>> Start Input material
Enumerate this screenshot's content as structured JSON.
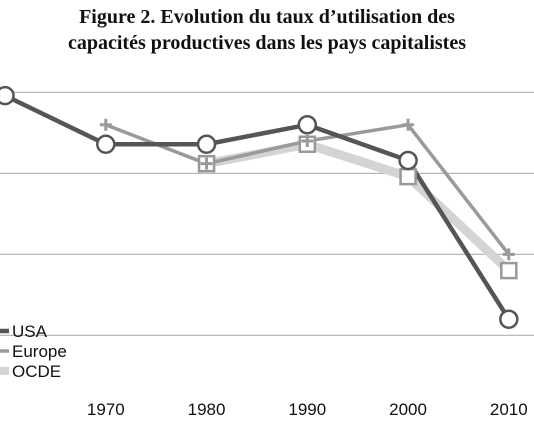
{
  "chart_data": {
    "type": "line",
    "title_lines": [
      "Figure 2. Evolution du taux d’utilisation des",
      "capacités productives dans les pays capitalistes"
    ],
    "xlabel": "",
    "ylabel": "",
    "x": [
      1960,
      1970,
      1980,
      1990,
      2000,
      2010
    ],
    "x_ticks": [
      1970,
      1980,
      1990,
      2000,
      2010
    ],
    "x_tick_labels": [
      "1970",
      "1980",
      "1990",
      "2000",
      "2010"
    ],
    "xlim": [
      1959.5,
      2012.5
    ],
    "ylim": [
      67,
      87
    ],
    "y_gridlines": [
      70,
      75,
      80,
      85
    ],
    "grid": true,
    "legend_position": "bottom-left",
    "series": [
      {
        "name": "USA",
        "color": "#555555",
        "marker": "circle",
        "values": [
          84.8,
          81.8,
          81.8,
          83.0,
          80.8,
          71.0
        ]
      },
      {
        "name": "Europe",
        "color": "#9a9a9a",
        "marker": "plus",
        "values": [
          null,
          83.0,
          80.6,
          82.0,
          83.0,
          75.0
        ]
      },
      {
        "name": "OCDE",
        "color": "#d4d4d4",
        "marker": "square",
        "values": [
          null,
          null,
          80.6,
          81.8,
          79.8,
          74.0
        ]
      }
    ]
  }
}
>> End Input material
>> Start Input material
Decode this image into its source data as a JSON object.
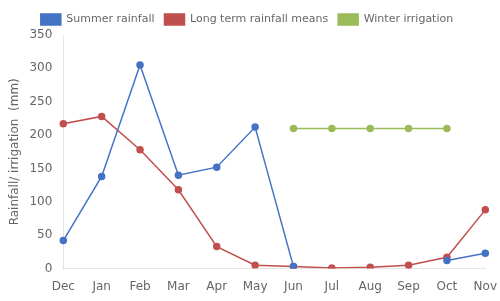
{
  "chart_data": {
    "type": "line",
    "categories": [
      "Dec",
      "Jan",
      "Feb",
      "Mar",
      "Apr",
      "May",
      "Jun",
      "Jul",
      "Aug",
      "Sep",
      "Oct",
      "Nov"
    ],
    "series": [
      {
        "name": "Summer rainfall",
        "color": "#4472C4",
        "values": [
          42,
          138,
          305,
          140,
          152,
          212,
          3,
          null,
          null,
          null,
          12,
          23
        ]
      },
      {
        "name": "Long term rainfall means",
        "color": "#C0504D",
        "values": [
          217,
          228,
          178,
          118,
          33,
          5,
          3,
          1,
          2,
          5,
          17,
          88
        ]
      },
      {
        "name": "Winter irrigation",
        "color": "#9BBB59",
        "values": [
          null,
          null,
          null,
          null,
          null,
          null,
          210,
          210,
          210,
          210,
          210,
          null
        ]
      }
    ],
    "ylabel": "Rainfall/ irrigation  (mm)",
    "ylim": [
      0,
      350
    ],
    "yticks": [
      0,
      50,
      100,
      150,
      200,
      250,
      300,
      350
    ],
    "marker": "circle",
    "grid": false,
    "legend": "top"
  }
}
>> End Input material
>> Start Input material
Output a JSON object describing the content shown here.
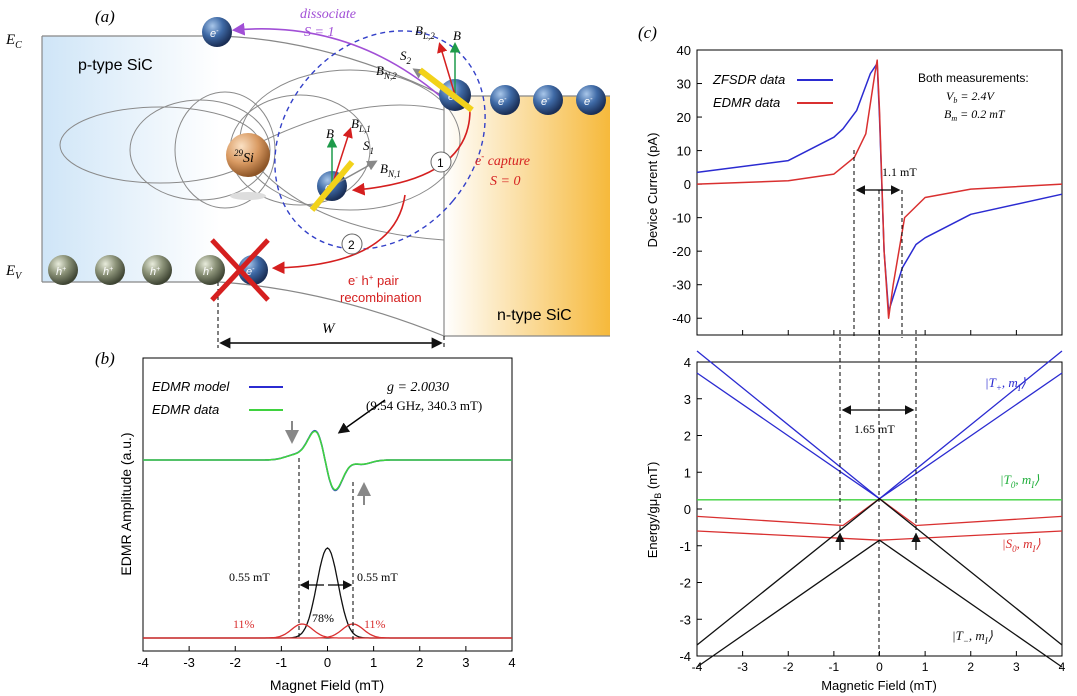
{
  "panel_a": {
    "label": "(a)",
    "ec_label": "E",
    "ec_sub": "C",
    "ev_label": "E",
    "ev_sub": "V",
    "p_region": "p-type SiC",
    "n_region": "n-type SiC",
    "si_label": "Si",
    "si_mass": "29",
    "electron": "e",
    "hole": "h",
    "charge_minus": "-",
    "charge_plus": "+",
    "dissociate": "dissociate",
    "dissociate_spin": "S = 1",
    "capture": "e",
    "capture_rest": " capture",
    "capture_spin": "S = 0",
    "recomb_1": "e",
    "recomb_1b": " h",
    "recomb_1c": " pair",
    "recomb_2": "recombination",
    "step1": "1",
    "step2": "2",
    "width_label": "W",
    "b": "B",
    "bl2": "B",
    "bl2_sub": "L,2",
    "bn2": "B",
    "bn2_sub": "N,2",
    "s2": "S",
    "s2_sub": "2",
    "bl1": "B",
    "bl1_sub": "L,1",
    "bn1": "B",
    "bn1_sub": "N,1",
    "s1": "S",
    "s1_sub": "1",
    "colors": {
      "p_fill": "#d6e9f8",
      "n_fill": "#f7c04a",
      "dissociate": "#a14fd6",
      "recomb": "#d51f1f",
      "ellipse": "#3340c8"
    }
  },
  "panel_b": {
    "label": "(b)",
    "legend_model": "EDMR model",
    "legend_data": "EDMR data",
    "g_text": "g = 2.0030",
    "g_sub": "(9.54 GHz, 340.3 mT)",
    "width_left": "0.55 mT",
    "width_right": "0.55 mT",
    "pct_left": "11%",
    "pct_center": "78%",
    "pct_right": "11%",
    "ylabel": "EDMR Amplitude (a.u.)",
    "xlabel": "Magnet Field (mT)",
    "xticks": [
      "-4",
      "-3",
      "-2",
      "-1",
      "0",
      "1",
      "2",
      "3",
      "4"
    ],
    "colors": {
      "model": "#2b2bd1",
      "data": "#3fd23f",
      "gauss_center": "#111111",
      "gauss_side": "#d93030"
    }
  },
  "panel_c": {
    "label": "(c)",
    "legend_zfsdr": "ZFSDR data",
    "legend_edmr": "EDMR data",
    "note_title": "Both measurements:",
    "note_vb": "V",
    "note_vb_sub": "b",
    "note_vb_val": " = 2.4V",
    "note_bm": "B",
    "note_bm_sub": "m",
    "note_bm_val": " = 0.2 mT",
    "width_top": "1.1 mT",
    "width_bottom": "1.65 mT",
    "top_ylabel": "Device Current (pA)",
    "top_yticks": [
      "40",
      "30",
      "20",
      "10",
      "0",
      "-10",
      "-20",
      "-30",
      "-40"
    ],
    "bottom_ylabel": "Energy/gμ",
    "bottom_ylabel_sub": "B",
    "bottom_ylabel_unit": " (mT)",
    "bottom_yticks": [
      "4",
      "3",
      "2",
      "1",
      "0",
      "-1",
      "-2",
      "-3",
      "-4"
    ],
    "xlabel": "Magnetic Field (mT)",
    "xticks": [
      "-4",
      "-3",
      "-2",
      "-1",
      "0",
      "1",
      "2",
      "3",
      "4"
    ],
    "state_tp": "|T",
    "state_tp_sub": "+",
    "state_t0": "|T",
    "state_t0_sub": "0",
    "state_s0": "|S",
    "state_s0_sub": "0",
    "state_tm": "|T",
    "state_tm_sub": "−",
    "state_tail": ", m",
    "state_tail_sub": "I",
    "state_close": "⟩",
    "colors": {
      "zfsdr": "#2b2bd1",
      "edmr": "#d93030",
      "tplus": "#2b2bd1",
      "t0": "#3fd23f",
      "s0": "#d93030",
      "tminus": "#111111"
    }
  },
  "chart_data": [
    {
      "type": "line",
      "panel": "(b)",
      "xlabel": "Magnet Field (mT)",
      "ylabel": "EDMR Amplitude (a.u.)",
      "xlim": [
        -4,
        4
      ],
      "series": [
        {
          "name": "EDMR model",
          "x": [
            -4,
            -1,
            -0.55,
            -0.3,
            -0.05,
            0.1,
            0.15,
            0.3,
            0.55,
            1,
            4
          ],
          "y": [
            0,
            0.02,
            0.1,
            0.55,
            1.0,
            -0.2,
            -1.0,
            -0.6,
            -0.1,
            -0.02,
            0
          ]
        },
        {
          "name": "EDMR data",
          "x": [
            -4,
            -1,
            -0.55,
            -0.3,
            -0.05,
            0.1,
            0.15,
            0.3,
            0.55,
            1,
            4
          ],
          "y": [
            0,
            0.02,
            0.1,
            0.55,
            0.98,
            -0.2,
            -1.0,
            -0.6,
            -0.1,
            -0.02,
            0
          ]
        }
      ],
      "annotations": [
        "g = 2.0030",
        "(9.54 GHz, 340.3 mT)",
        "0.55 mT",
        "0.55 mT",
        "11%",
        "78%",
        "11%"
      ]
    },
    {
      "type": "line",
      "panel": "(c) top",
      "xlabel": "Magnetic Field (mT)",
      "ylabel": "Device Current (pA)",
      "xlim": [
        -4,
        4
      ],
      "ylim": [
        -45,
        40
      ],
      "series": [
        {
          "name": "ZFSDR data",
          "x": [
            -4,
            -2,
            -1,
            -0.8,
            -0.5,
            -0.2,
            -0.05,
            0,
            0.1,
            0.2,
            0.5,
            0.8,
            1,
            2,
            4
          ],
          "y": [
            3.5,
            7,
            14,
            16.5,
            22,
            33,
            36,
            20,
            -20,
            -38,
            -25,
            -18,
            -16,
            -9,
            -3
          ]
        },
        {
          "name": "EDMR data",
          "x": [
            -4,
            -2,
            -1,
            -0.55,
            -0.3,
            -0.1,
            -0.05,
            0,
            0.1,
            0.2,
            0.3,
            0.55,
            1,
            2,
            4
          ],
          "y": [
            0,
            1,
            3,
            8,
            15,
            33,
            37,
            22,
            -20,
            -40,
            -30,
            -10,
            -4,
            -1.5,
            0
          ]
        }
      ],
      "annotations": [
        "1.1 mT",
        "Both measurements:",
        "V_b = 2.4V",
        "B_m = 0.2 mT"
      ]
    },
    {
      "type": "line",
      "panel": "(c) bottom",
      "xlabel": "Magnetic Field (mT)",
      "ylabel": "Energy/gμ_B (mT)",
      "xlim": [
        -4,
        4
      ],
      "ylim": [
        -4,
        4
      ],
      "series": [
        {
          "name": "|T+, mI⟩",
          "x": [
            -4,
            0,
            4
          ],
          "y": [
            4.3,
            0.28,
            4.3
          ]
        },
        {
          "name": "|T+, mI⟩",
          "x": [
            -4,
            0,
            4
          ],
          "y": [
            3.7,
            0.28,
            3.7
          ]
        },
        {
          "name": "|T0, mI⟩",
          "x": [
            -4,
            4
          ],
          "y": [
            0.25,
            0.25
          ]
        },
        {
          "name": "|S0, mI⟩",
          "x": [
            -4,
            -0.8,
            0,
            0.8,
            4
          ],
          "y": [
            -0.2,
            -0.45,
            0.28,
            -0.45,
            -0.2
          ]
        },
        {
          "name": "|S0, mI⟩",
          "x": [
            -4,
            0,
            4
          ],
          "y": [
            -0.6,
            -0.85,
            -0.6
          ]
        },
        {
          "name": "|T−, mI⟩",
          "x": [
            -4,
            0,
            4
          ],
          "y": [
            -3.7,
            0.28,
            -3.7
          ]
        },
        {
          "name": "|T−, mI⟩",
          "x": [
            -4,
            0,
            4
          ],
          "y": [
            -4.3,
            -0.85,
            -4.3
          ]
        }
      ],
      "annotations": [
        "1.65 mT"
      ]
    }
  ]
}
>> End Input material
_Work to be completed_: Only the number is wanted: count the lines of the records that hold the word "marker".

_Expected output_: 4